Work to do:
From the listing below, pull out every line that contains the string "save" and copy each one unchanged.

##### Provided information

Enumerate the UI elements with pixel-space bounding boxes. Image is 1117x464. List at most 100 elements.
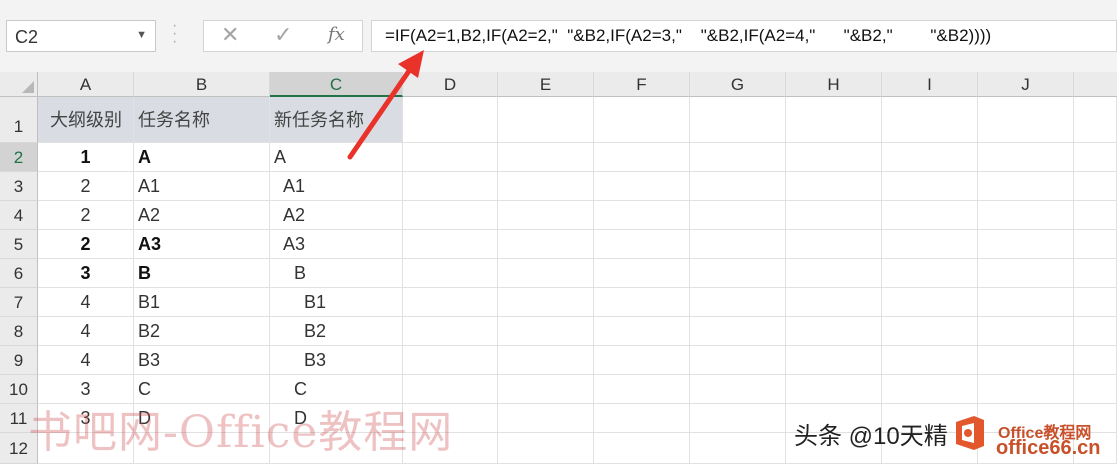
cell-b4[interactable]: A2 [134,201,270,230]
cell-b7[interactable]: B1 [134,288,270,317]
cell-h1[interactable] [786,97,882,143]
cell-h10[interactable] [786,375,882,404]
cell-h8[interactable] [786,317,882,346]
cell-d4[interactable] [403,201,498,230]
cell-j10[interactable] [978,375,1074,404]
cell-c1[interactable]: 新任务名称 [270,97,403,143]
cell-i3[interactable] [882,172,978,201]
cell-i7[interactable] [882,288,978,317]
cell-e2[interactable] [498,143,594,172]
cell-d5[interactable] [403,230,498,259]
cell-c3[interactable]: A1 [270,172,403,201]
cell-f12[interactable] [594,433,690,464]
column-header-e[interactable]: E [498,72,594,97]
cell-b6[interactable]: B [134,259,270,288]
cell-g3[interactable] [690,172,786,201]
cell-f9[interactable] [594,346,690,375]
cell-i5[interactable] [882,230,978,259]
row-header-7[interactable]: 7 [0,288,38,317]
cell-a4[interactable]: 2 [38,201,134,230]
row-header-6[interactable]: 6 [0,259,38,288]
cell-a8[interactable]: 4 [38,317,134,346]
cell-d1[interactable] [403,97,498,143]
cell-e11[interactable] [498,404,594,433]
cell-d3[interactable] [403,172,498,201]
cell-b9[interactable]: B3 [134,346,270,375]
close-icon[interactable]: ✕ [221,22,239,48]
cell-j4[interactable] [978,201,1074,230]
cell-h9[interactable] [786,346,882,375]
cell-f3[interactable] [594,172,690,201]
cell-e3[interactable] [498,172,594,201]
cell-g11[interactable] [690,404,786,433]
cell-g5[interactable] [690,230,786,259]
cell-c2[interactable]: A [270,143,403,172]
cell-a1[interactable]: 大纲级别 [38,97,134,143]
cell-c5[interactable]: A3 [270,230,403,259]
row-header-8[interactable]: 8 [0,317,38,346]
select-all-corner[interactable] [0,72,38,97]
row-header-2[interactable]: 2 [0,143,38,172]
cell-d8[interactable] [403,317,498,346]
cell-f2[interactable] [594,143,690,172]
cell-e9[interactable] [498,346,594,375]
cell-f1[interactable] [594,97,690,143]
cell-c4[interactable]: A2 [270,201,403,230]
cell-h5[interactable] [786,230,882,259]
cell-g10[interactable] [690,375,786,404]
cell-f8[interactable] [594,317,690,346]
cell-f4[interactable] [594,201,690,230]
cell-a5[interactable]: 2 [38,230,134,259]
cell-e4[interactable] [498,201,594,230]
cell-e5[interactable] [498,230,594,259]
cell-j8[interactable] [978,317,1074,346]
cell-g1[interactable] [690,97,786,143]
cell-i9[interactable] [882,346,978,375]
cell-f7[interactable] [594,288,690,317]
cell-h4[interactable] [786,201,882,230]
cell-j3[interactable] [978,172,1074,201]
cell-f5[interactable] [594,230,690,259]
insert-function-button[interactable]: fx [328,24,345,45]
column-header-b[interactable]: B [134,72,270,97]
column-header-c[interactable]: C [270,72,403,97]
cell-b8[interactable]: B2 [134,317,270,346]
cell-e8[interactable] [498,317,594,346]
cell-i1[interactable] [882,97,978,143]
column-header-h[interactable]: H [786,72,882,97]
cell-e7[interactable] [498,288,594,317]
name-box[interactable]: C2 ▼ [6,20,156,52]
cell-d2[interactable] [403,143,498,172]
cell-a2[interactable]: 1 [38,143,134,172]
cell-d9[interactable] [403,346,498,375]
cell-j7[interactable] [978,288,1074,317]
cell-g6[interactable] [690,259,786,288]
cell-a9[interactable]: 4 [38,346,134,375]
column-header-j[interactable]: J [978,72,1074,97]
cell-j1[interactable] [978,97,1074,143]
cell-g9[interactable] [690,346,786,375]
cell-d7[interactable] [403,288,498,317]
cell-h6[interactable] [786,259,882,288]
chevron-down-icon[interactable]: ▼ [136,29,147,41]
checkmark-icon[interactable]: ✓ [274,22,292,48]
cell-f11[interactable] [594,404,690,433]
column-header-d[interactable]: D [403,72,498,97]
cell-i2[interactable] [882,143,978,172]
cell-f10[interactable] [594,375,690,404]
cell-i4[interactable] [882,201,978,230]
cell-i6[interactable] [882,259,978,288]
cell-g7[interactable] [690,288,786,317]
row-header-5[interactable]: 5 [0,230,38,259]
cell-h2[interactable] [786,143,882,172]
cell-a7[interactable]: 4 [38,288,134,317]
cell-a3[interactable]: 2 [38,172,134,201]
cell-c6[interactable]: B [270,259,403,288]
cell-c7[interactable]: B1 [270,288,403,317]
cell-e1[interactable] [498,97,594,143]
cell-b3[interactable]: A1 [134,172,270,201]
cell-e10[interactable] [498,375,594,404]
cell-h7[interactable] [786,288,882,317]
cell-h3[interactable] [786,172,882,201]
row-header-4[interactable]: 4 [0,201,38,230]
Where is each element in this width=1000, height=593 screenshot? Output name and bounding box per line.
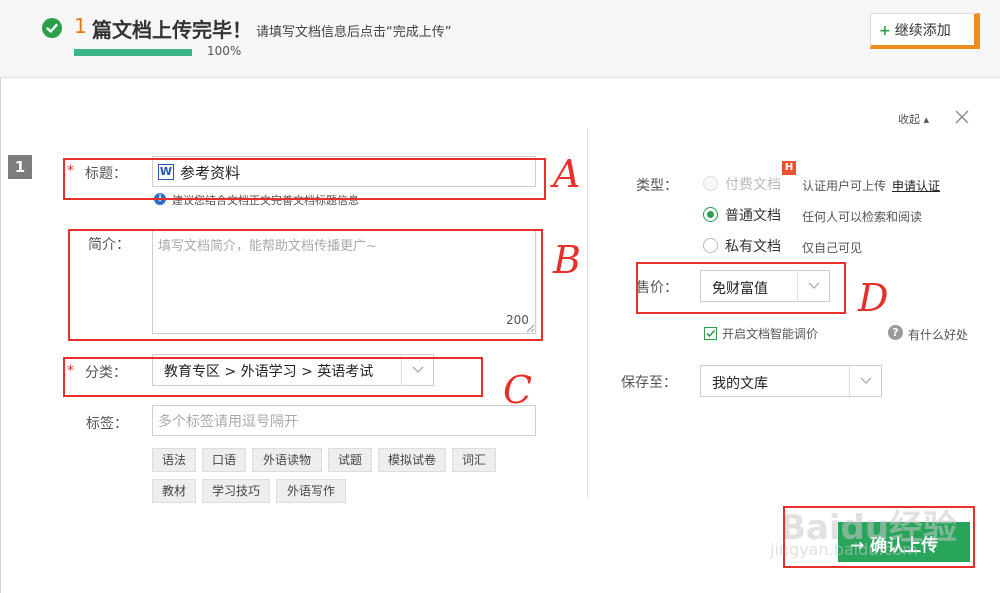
benefit-link[interactable]: 有什么好处 <box>908 326 968 343</box>
panel-border <box>0 78 1 593</box>
tags-placeholder: 多个标签请用逗号隔开 <box>158 414 298 430</box>
close-icon[interactable] <box>955 110 969 124</box>
tag-chip[interactable]: 外语写作 <box>276 479 346 503</box>
upload-progress-fill <box>74 49 192 56</box>
save-to-value: 我的文库 <box>712 376 768 392</box>
upload-count: 1 <box>74 14 87 38</box>
question-icon: ? <box>888 325 903 340</box>
upload-progress-text: 100% <box>207 44 242 58</box>
smart-price-label[interactable]: 开启文档智能调价 <box>722 325 818 342</box>
normal-doc-desc: 任何人可以检索和阅读 <box>802 210 923 224</box>
tag-chip[interactable]: 词汇 <box>452 448 496 472</box>
paid-doc-radio <box>703 176 718 191</box>
tag-chip[interactable]: 语法 <box>152 448 196 472</box>
annotation-box-c <box>63 357 483 397</box>
document-index: 1 <box>8 155 32 179</box>
private-doc-label[interactable]: 私有文档 <box>725 236 781 256</box>
normal-doc-label[interactable]: 普通文档 <box>725 205 781 225</box>
chevron-down-icon <box>849 366 881 396</box>
collapse-label: 收起 <box>898 113 920 126</box>
hot-badge: H <box>782 161 796 175</box>
annotation-box-b <box>68 229 543 341</box>
caret-up-icon: ▴ <box>923 113 930 126</box>
tag-chip[interactable]: 试题 <box>328 448 372 472</box>
smart-price-checkbox[interactable] <box>704 327 717 340</box>
apply-certification-link[interactable]: 申请认证 <box>892 177 940 194</box>
tag-chip[interactable]: 学习技巧 <box>202 479 270 503</box>
paid-doc-desc: 认证用户可上传 <box>802 179 887 193</box>
tag-chip[interactable]: 外语读物 <box>252 448 322 472</box>
plus-icon: + <box>879 23 891 39</box>
normal-doc-radio[interactable] <box>703 207 718 222</box>
annotation-letter-a: A <box>553 152 581 196</box>
annotation-box-d <box>636 262 846 314</box>
tag-chip[interactable]: 口语 <box>202 448 246 472</box>
column-divider <box>587 128 588 498</box>
paid-doc-label: 付费文档 <box>725 177 781 193</box>
annotation-letter-b: B <box>553 238 581 282</box>
upload-title: 篇文档上传完毕！ <box>92 18 252 42</box>
upload-progress-bar <box>74 49 192 56</box>
continue-add-label: 继续添加 <box>894 23 951 39</box>
tag-chip[interactable]: 模拟试卷 <box>378 448 446 472</box>
upload-hint: 请填写文档信息后点击“完成上传” <box>256 25 452 40</box>
check-circle-icon <box>42 18 62 38</box>
tags-label: 标签： <box>86 416 128 432</box>
tag-chip[interactable]: 教材 <box>152 479 196 503</box>
annotation-box-confirm <box>783 506 975 568</box>
continue-add-button[interactable]: + 继续添加 <box>870 13 980 49</box>
collapse-button[interactable]: 收起 ▴ <box>898 111 929 127</box>
save-to-label: 保存至： <box>621 375 677 391</box>
annotation-box-a <box>63 158 546 200</box>
private-doc-desc: 仅自己可见 <box>802 241 863 255</box>
annotation-letter-d: D <box>858 276 889 320</box>
annotation-letter-c: C <box>503 368 533 412</box>
private-doc-radio[interactable] <box>703 238 718 253</box>
type-label: 类型： <box>636 178 678 194</box>
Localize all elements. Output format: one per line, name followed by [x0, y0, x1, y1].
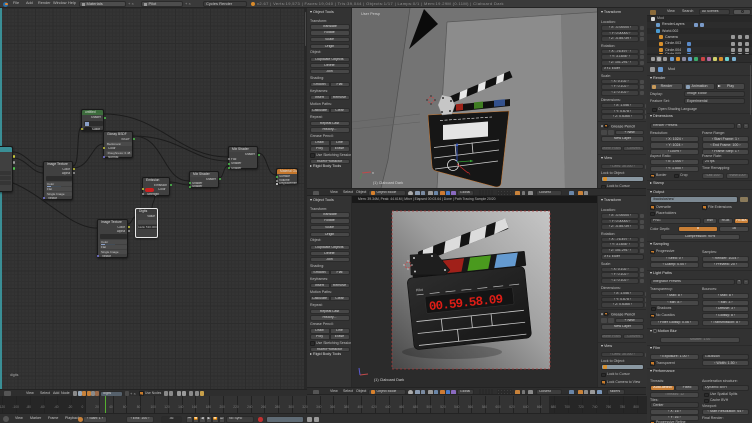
svg-text:(1) Claboard Dark: (1) Claboard Dark [374, 378, 404, 382]
svg-text:x: x [372, 171, 374, 175]
svg-text:Pilot: Pilot [416, 288, 423, 293]
svg-text:(1) Claboard Dark: (1) Claboard Dark [373, 181, 403, 185]
svg-text:User Persp: User Persp [361, 12, 380, 16]
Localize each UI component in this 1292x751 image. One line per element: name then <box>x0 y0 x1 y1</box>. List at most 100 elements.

##########

Correct response:
save-to-value: 我的文库 <box>712 376 768 392</box>
save-to-label: 保存至： <box>621 375 677 391</box>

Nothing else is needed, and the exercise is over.